» **The request**
Find the number of lines containing the string "Good" in the data. Answer with the number by itself.

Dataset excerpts
|---|

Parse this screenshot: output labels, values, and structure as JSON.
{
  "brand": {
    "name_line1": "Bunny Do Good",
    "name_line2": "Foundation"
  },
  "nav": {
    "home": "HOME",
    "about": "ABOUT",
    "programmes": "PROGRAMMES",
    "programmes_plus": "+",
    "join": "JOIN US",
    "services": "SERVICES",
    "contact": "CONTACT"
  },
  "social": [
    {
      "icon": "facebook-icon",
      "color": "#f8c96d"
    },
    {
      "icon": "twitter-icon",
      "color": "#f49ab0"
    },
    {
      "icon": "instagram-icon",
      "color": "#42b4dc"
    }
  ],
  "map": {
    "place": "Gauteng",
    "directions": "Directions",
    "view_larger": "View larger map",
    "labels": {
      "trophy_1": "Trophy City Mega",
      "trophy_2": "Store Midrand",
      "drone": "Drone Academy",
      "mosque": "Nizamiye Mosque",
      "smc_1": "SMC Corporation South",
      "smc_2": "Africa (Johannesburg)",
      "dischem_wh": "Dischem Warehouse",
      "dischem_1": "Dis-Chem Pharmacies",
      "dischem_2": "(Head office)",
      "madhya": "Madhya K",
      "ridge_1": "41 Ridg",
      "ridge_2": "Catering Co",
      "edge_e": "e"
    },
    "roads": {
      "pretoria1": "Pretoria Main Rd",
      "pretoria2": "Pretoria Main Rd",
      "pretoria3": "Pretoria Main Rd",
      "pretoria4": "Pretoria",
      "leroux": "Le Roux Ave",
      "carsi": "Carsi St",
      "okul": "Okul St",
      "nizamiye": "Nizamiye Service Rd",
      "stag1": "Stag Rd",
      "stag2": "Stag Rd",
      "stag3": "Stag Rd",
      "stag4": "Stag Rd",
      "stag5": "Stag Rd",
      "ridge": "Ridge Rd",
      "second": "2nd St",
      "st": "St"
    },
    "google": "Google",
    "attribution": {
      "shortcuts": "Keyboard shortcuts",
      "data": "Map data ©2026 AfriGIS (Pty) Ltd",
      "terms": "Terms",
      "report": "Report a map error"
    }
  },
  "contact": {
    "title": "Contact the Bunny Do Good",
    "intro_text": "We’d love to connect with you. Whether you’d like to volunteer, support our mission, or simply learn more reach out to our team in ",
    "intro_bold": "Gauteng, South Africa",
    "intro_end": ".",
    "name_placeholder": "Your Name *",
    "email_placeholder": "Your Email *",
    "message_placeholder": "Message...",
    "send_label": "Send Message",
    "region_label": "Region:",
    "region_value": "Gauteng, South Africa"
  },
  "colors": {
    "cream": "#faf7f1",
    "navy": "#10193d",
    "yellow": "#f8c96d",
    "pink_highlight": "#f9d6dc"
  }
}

|---|

» **Task response**
2